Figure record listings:
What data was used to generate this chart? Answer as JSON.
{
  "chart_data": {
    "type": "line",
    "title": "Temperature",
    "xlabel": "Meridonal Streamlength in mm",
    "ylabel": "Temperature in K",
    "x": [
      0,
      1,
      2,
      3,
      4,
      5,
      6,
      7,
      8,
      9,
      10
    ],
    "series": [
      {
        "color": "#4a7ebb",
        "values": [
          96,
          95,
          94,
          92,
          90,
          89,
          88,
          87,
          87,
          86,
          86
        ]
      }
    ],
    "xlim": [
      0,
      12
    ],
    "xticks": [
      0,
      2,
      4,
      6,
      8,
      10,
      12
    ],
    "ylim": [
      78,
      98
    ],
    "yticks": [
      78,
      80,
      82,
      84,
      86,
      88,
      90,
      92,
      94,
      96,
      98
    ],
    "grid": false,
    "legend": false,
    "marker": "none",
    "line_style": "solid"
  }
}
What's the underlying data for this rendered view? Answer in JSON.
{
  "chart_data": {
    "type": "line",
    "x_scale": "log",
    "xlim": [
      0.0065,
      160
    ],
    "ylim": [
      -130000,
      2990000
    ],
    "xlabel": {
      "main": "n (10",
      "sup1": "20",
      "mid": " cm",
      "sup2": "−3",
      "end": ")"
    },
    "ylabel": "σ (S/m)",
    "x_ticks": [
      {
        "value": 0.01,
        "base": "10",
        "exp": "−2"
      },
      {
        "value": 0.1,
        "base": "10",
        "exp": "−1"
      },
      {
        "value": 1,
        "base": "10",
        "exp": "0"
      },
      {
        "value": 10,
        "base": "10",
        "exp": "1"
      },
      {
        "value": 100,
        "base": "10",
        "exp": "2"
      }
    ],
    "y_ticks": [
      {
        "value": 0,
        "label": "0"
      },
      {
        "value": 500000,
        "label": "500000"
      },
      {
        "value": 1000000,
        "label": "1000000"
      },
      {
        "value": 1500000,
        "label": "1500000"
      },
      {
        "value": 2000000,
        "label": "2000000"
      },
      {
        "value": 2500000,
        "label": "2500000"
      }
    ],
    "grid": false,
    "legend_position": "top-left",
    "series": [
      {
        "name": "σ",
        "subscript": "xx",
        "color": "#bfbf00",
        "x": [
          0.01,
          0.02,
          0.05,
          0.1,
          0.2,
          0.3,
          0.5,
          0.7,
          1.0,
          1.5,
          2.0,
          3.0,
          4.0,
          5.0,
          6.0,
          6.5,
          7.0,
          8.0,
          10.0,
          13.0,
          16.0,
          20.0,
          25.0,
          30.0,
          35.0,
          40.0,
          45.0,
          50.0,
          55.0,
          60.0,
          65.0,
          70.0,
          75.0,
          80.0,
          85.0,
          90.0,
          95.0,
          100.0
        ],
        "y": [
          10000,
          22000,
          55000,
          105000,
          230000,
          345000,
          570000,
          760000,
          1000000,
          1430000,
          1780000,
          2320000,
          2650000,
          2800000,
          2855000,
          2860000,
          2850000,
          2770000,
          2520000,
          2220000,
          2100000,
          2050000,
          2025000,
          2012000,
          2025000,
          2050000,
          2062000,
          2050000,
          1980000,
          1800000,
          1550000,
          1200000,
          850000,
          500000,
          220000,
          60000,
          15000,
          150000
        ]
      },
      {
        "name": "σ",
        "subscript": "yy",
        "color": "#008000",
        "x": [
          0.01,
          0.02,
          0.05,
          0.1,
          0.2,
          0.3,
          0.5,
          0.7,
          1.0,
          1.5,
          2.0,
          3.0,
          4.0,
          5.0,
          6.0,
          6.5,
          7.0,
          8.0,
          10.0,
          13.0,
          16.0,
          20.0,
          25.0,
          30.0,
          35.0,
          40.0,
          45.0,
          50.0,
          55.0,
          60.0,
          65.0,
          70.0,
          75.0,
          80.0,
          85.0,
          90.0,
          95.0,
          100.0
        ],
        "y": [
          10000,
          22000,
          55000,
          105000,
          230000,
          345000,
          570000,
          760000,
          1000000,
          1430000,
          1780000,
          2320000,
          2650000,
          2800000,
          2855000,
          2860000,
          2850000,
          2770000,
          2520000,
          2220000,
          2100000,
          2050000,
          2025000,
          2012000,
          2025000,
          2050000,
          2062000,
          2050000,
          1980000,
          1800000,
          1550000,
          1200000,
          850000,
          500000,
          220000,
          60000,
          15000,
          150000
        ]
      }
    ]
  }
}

Stated task. Go over the data above and copy every line that has the word "Temperature" in it.

Task output.
    "title": "Temperature",
    "ylabel": "Temperature in K",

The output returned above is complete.